LISTA DE TAREAS:
• a. Responde estas preguntas sobre el texto de los deportes cíclicos:
(i) ¿En función de qué se establecen las categorías en los deportes cíclicos?
(ii) ¿En qué suelen participar los niños, según el ejemplo del texto?
(iii) ¿Qué requiere la lucha por el récord?
• b. Prosigue el texto sobre los deportes cíclicos a partir de su última oración.

El sentido de un deporte cíclico está en la búsqueda del máximo rendimiento en una forma de locomoción, y por eso es preciso que se conserve el nivel de competitividad para mantener el interés en dichas pruebas.
En este sentido, en los deportes cíclicos se establecen distintas categorías en función de edad y sexo para garantizar una mayor igualdad entre los participantes.
Por otro lado, las categorías nos sirven para poder establecer adaptaciones a la prueba, para que su duración y condiciones estén adaptadas a las posibilidades fisiológicas del individuo (los niños por ejemplo suelen participar en variantes mucho más reducidas que los adultos).
La lucha por el record es otra de las motivaciones naturales de estas pruebas en ese afán de búsqueda de los límites naturales del ser humano, lo que requiere una rigurosa homologación de la actividad para que los resultados obtenidos por los competidores se puedan considerar como referencia respecto a la que comparar otros.

MATERIAL PROPORCIONADO:
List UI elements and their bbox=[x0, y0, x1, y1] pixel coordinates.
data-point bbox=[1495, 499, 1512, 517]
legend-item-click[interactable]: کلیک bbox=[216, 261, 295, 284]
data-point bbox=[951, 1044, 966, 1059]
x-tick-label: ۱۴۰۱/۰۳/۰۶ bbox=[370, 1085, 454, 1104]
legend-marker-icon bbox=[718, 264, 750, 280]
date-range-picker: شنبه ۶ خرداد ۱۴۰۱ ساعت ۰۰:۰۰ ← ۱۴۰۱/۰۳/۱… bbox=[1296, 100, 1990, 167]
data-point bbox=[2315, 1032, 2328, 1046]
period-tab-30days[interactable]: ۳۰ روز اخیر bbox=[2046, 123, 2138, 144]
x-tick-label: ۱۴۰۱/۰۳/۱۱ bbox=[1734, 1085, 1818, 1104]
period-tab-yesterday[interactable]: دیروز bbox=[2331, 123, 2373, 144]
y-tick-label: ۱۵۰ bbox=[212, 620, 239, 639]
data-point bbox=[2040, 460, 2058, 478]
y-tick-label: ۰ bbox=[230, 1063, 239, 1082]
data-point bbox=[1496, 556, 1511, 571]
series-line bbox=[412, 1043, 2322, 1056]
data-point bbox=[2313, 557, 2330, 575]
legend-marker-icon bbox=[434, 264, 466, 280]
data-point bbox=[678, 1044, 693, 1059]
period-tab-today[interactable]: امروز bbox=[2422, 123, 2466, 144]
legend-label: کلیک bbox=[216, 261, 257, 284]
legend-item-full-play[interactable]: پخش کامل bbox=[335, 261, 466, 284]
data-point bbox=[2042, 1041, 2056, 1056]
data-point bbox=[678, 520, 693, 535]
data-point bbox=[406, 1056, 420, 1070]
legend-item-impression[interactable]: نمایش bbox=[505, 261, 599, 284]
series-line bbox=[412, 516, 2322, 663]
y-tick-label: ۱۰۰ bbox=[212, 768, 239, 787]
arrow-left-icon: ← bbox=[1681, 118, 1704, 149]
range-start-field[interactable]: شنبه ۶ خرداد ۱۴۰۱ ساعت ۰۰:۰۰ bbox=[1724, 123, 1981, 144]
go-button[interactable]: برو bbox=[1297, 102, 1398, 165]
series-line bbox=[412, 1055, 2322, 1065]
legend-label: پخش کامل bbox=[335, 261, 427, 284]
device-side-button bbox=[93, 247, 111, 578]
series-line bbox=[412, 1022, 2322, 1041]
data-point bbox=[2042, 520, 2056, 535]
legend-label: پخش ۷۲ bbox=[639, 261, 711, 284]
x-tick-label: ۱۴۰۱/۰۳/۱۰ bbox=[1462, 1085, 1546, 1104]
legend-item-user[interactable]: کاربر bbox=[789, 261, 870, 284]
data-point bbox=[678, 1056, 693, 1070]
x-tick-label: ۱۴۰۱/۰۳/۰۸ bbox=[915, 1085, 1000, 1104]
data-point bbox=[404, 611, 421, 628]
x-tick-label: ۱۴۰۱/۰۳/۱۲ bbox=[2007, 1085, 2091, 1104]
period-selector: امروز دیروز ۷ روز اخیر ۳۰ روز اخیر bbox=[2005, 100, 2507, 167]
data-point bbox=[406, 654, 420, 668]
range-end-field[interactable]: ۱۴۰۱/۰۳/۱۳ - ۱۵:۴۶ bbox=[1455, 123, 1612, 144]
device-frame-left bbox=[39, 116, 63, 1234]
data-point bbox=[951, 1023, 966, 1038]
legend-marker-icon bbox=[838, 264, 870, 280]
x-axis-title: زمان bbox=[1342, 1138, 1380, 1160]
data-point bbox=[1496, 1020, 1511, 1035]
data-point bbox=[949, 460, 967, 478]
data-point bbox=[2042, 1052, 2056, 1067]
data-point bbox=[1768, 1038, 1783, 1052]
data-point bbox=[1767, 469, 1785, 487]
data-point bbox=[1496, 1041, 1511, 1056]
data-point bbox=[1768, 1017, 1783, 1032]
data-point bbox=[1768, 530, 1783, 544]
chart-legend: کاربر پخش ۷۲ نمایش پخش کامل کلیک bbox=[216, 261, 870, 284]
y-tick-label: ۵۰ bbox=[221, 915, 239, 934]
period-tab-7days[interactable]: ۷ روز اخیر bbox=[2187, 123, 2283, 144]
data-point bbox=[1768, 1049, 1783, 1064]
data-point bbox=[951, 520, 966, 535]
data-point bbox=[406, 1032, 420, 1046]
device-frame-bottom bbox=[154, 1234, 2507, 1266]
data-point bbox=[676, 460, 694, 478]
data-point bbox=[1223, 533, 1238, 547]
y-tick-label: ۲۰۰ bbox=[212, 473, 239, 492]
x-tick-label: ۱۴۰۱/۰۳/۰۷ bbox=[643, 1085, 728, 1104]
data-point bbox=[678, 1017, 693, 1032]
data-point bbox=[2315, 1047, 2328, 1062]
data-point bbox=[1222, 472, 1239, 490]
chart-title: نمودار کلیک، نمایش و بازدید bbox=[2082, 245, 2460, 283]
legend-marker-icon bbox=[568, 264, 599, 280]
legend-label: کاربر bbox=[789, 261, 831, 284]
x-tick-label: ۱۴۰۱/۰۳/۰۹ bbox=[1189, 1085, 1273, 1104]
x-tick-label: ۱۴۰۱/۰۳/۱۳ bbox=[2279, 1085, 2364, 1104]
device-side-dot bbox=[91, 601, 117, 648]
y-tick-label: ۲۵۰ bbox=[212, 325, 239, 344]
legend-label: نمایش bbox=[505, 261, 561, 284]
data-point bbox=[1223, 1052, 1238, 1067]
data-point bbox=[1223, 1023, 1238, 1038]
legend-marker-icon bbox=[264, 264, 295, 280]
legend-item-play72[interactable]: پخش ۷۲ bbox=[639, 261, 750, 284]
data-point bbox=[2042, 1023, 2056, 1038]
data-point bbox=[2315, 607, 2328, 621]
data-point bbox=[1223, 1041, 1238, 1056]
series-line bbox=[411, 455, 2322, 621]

LISTA DE RESPUESTAS:
• a.
(i) En función de la edad y el sexo.
(ii) En variantes mucho más reducidas que los adultos.
(iii) Una rigurosa homologación de la actividad.

• b.
Los distintos reglamentos establecen con precisión la normativa en la que se tienen que desarrollar las competiciones, pero cuando queremos homologar las marcas obtenidas en un lugar para compararlas con las conseguidas en otro lugar y momento, es preciso que ambos recorridos presenten las mismas condiciones, y eso sólo es posible cuando hablamos de instalaciones específicas homologadas (pistas de atletismo, piscinas, etc).
De esta manera, tan sólo los records conseguidos en instalaciones que cumplen con todos los requisitos se pueden homologar, por lo que una instalación deportiva tiene que pasar por este proceso de verificación antes de poder acoger una competición de carácter internacional o nacional incluso.